TASK BRIEF ▸ Transcribe the listing exactly, leaving out every picture.

Records about charts and figures
######

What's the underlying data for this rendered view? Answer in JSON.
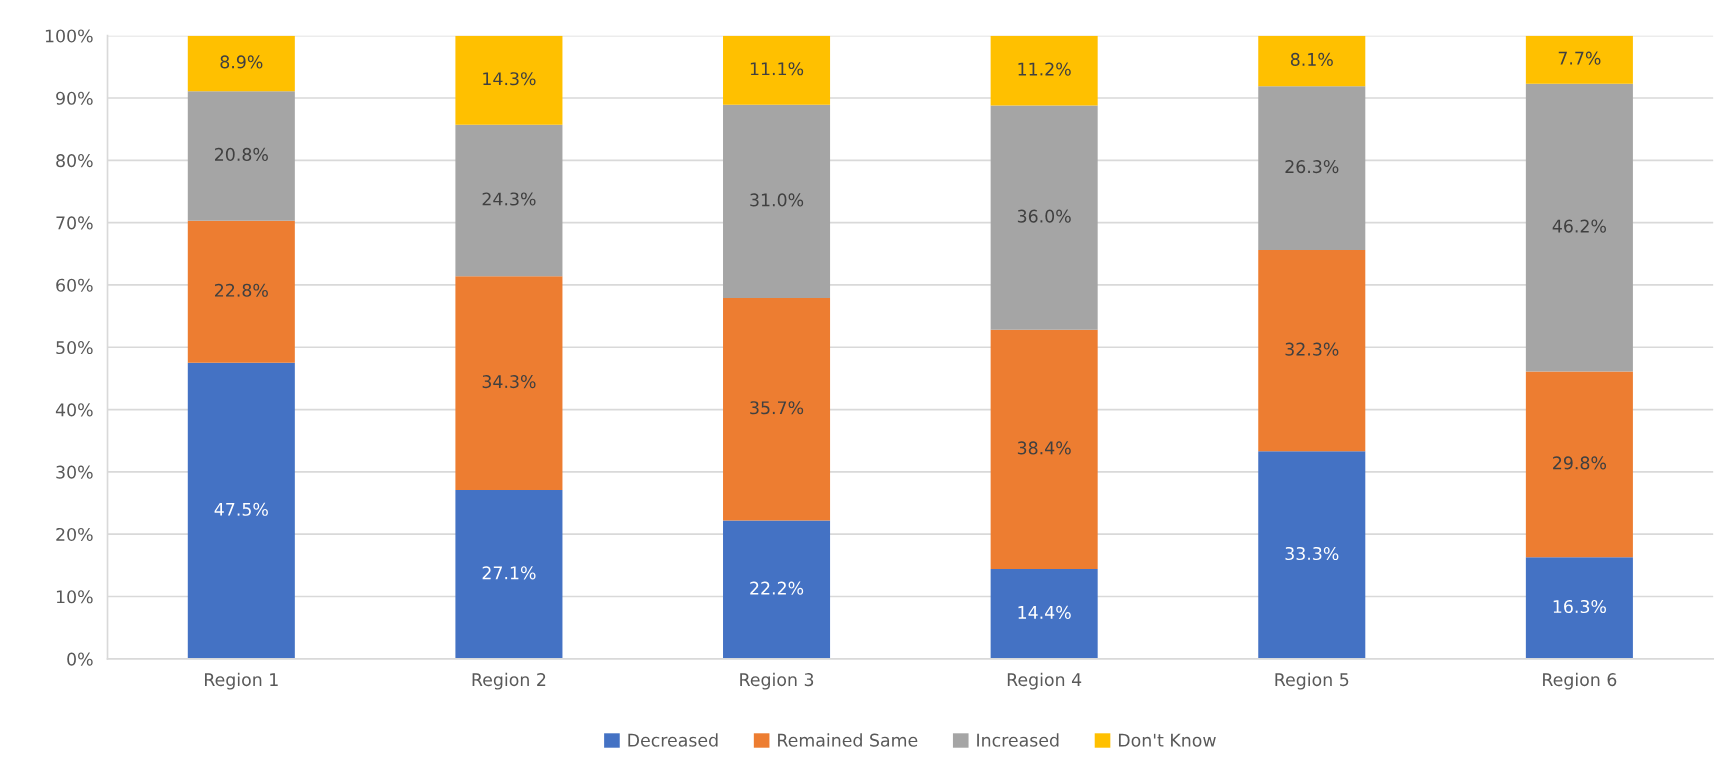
{
  "chart_data": {
    "type": "bar",
    "stacked": true,
    "categories": [
      "Region 1",
      "Region 2",
      "Region 3",
      "Region 4",
      "Region 5",
      "Region 6"
    ],
    "series": [
      {
        "name": "Decreased",
        "color": "#4472c4",
        "values": [
          47.5,
          27.1,
          22.2,
          14.4,
          33.3,
          16.3
        ],
        "value_labels": [
          "47.5%",
          "27.1%",
          "22.2%",
          "14.4%",
          "33.3%",
          "16.3%"
        ]
      },
      {
        "name": "Remained Same",
        "color": "#ed7d31",
        "values": [
          22.8,
          34.3,
          35.7,
          38.4,
          32.3,
          29.8
        ],
        "value_labels": [
          "22.8%",
          "34.3%",
          "35.7%",
          "38.4%",
          "32.3%",
          "29.8%"
        ]
      },
      {
        "name": "Increased",
        "color": "#a5a5a5",
        "values": [
          20.8,
          24.3,
          31.0,
          36.0,
          26.3,
          46.2
        ],
        "value_labels": [
          "20.8%",
          "24.3%",
          "31.0%",
          "36.0%",
          "26.3%",
          "46.2%"
        ]
      },
      {
        "name": "Don't Know",
        "color": "#ffc000",
        "values": [
          8.9,
          14.3,
          11.1,
          11.2,
          8.1,
          7.7
        ],
        "value_labels": [
          "8.9%",
          "14.3%",
          "11.1%",
          "11.2%",
          "8.1%",
          "7.7%"
        ]
      }
    ],
    "ylim": [
      0,
      100
    ],
    "yticks": [
      {
        "value": 0,
        "label": "0%"
      },
      {
        "value": 10,
        "label": "10%"
      },
      {
        "value": 20,
        "label": "20%"
      },
      {
        "value": 30,
        "label": "30%"
      },
      {
        "value": 40,
        "label": "40%"
      },
      {
        "value": 50,
        "label": "50%"
      },
      {
        "value": 60,
        "label": "60%"
      },
      {
        "value": 70,
        "label": "70%"
      },
      {
        "value": 80,
        "label": "80%"
      },
      {
        "value": 90,
        "label": "90%"
      },
      {
        "value": 100,
        "label": "100%"
      }
    ],
    "grid": "y",
    "legend": "bottom"
  }
}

######

RESULT BELOW ▸
What's the underlying data for this rendered view? Answer in JSON.
{
  "chart_data": {
    "type": "bar",
    "stacked": true,
    "categories": [
      "Region 1",
      "Region 2",
      "Region 3",
      "Region 4",
      "Region 5",
      "Region 6"
    ],
    "series": [
      {
        "name": "Decreased",
        "color": "#4472c4",
        "values": [
          47.5,
          27.1,
          22.2,
          14.4,
          33.3,
          16.3
        ],
        "value_labels": [
          "47.5%",
          "27.1%",
          "22.2%",
          "14.4%",
          "33.3%",
          "16.3%"
        ]
      },
      {
        "name": "Remained Same",
        "color": "#ed7d31",
        "values": [
          22.8,
          34.3,
          35.7,
          38.4,
          32.3,
          29.8
        ],
        "value_labels": [
          "22.8%",
          "34.3%",
          "35.7%",
          "38.4%",
          "32.3%",
          "29.8%"
        ]
      },
      {
        "name": "Increased",
        "color": "#a5a5a5",
        "values": [
          20.8,
          24.3,
          31.0,
          36.0,
          26.3,
          46.2
        ],
        "value_labels": [
          "20.8%",
          "24.3%",
          "31.0%",
          "36.0%",
          "26.3%",
          "46.2%"
        ]
      },
      {
        "name": "Don't Know",
        "color": "#ffc000",
        "values": [
          8.9,
          14.3,
          11.1,
          11.2,
          8.1,
          7.7
        ],
        "value_labels": [
          "8.9%",
          "14.3%",
          "11.1%",
          "11.2%",
          "8.1%",
          "7.7%"
        ]
      }
    ],
    "ylim": [
      0,
      100
    ],
    "yticks": [
      {
        "value": 0,
        "label": "0%"
      },
      {
        "value": 10,
        "label": "10%"
      },
      {
        "value": 20,
        "label": "20%"
      },
      {
        "value": 30,
        "label": "30%"
      },
      {
        "value": 40,
        "label": "40%"
      },
      {
        "value": 50,
        "label": "50%"
      },
      {
        "value": 60,
        "label": "60%"
      },
      {
        "value": 70,
        "label": "70%"
      },
      {
        "value": 80,
        "label": "80%"
      },
      {
        "value": 90,
        "label": "90%"
      },
      {
        "value": 100,
        "label": "100%"
      }
    ],
    "grid": "y",
    "legend": "bottom"
  }
}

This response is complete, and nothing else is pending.